--- WHAT YOU HAVE TO DO ---
Using the records below, please work out how many lines contain "muscle"; answer with the number alone.

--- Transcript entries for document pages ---

####

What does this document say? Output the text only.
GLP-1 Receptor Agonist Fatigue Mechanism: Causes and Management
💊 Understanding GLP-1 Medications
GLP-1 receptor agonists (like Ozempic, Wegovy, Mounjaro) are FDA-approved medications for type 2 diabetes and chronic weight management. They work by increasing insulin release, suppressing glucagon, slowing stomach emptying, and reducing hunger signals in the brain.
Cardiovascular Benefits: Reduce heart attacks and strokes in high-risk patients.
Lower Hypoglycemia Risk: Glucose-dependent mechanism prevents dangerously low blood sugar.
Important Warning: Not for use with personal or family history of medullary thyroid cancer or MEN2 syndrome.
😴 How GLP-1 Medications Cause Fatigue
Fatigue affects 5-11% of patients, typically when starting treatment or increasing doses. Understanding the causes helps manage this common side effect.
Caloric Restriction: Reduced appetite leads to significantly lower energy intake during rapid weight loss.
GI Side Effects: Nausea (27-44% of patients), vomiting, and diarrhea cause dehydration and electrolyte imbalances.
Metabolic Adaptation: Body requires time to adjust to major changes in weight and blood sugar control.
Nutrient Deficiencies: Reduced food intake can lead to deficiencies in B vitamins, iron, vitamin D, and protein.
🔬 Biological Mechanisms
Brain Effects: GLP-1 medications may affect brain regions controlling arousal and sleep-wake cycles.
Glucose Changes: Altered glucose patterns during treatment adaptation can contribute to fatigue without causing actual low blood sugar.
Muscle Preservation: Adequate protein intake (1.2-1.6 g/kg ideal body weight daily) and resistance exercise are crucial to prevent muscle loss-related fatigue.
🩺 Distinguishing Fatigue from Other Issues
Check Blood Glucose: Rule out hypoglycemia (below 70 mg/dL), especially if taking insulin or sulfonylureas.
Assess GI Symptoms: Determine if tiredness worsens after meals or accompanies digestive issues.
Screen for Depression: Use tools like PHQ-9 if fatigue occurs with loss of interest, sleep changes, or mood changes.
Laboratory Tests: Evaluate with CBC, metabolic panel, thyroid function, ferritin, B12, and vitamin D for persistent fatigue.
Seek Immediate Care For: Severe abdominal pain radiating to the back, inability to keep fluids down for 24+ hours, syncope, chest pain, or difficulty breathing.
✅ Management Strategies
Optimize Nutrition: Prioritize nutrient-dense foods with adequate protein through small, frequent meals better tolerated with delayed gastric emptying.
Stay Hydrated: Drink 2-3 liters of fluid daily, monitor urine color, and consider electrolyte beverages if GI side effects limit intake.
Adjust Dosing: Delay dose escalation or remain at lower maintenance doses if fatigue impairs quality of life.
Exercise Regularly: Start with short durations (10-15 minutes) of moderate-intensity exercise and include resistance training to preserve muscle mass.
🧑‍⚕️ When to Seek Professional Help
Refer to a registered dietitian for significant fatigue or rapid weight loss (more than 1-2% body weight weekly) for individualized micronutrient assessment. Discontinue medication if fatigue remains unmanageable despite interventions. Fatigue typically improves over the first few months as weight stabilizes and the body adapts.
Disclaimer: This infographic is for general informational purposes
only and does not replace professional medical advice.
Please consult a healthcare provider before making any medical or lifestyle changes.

####

--- SOLVED EXERCISE ---
2